What this task involves
Gather all lines in the entries below that include the word "VESA".

Extracted entries

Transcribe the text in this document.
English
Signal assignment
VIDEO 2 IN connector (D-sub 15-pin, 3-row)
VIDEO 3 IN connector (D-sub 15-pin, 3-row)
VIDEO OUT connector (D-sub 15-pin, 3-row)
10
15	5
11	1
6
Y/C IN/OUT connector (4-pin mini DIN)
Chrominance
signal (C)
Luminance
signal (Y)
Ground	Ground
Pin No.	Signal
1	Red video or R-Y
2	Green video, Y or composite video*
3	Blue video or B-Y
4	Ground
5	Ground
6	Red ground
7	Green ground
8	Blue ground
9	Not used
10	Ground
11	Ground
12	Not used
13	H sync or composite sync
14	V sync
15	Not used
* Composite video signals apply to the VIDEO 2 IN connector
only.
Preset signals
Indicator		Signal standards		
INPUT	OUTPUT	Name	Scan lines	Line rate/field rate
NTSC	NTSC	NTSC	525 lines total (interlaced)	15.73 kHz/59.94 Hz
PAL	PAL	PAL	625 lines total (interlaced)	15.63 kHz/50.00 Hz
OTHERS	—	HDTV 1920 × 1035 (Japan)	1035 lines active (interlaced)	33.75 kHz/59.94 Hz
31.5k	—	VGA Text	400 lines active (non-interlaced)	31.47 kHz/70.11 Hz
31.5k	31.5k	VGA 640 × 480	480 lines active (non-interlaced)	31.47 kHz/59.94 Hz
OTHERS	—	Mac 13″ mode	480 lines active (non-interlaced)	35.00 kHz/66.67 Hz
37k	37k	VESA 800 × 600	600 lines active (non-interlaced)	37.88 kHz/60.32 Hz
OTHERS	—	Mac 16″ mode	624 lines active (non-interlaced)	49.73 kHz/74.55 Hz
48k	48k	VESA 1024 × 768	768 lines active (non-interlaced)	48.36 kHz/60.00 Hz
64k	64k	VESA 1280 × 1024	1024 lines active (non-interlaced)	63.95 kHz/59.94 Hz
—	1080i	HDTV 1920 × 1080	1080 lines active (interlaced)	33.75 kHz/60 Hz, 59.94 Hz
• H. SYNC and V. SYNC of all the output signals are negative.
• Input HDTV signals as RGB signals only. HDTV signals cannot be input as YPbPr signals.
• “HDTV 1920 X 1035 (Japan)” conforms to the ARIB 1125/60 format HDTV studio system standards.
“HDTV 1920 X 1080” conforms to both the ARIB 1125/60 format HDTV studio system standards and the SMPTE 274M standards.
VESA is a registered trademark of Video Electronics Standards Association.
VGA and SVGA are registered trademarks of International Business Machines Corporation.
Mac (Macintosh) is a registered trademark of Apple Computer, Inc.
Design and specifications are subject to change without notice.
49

Written response
37k	37k	VESA 800 × 600	600 lines active (non-interlaced)	37.88 kHz/60.32 Hz
48k	48k	VESA 1024 × 768	768 lines active (non-interlaced)	48.36 kHz/60.00 Hz
64k	64k	VESA 1280 × 1024	1024 lines active (non-interlaced)	63.95 kHz/59.94 Hz
VESA is a registered trademark of Video Electronics Standards Association.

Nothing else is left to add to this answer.